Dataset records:
★ ★ ★
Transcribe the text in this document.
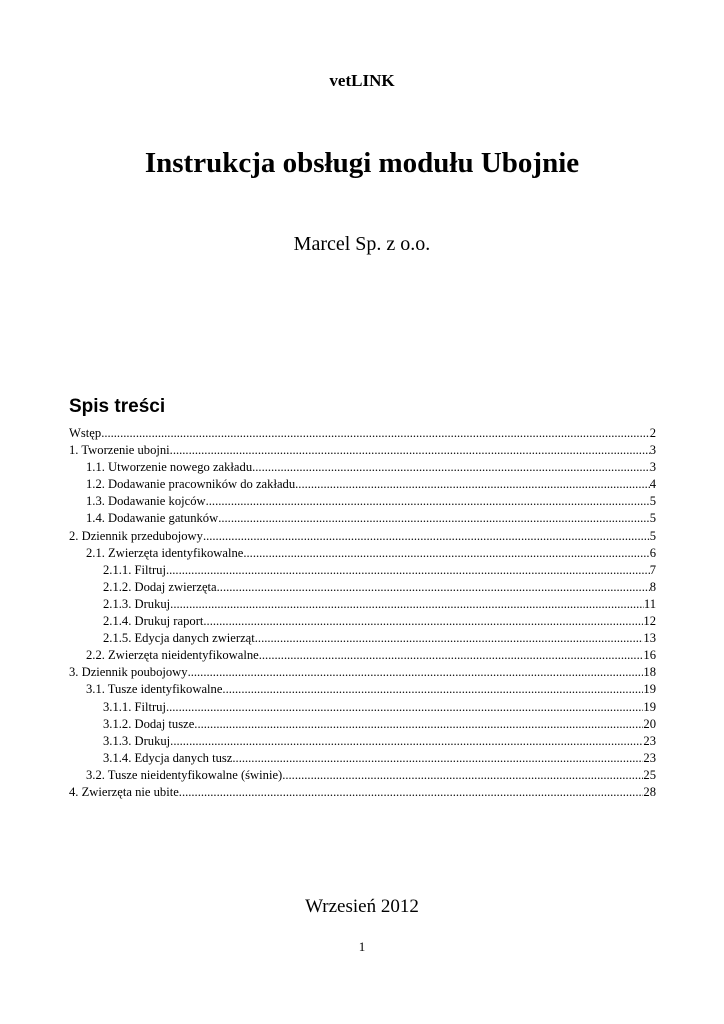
vetLINK
Instrukcja obsługi modułu Ubojnie
Marcel Sp. z o.o.
Spis treści
Wstęp .....	2
1. Tworzenie ubojni .....	3
1.1. Utworzenie nowego zakładu .....	3
1.2. Dodawanie pracowników do zakładu .....	4
1.3. Dodawanie kojców .....	5
1.4. Dodawanie gatunków .....	5
2. Dziennik przedubojowy .....	5
2.1. Zwierzęta identyfikowalne .....	6
2.1.1. Filtruj .....	7
2.1.2. Dodaj zwierzęta .....	8
2.1.3. Drukuj .....	11
2.1.4. Drukuj raport .....	12
2.1.5. Edycja danych zwierząt .....	13
2.2. Zwierzęta nieidentyfikowalne .....	16
3. Dziennik poubojowy .....	18
3.1. Tusze identyfikowalne .....	19
3.1.1. Filtruj .....	19
3.1.2. Dodaj tusze .....	20
3.1.3. Drukuj .....	23
3.1.4. Edycja danych tusz .....	23
3.2. Tusze nieidentyfikowalne (świnie) .....	25
4. Zwierzęta nie ubite .....	28
Wrzesień 2012
1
★ ★ ★
__PROBLEM__
In the entries above, count each line holding "Dziennik" and report the total and nothing more.

__SOLVED PROBLEM__
2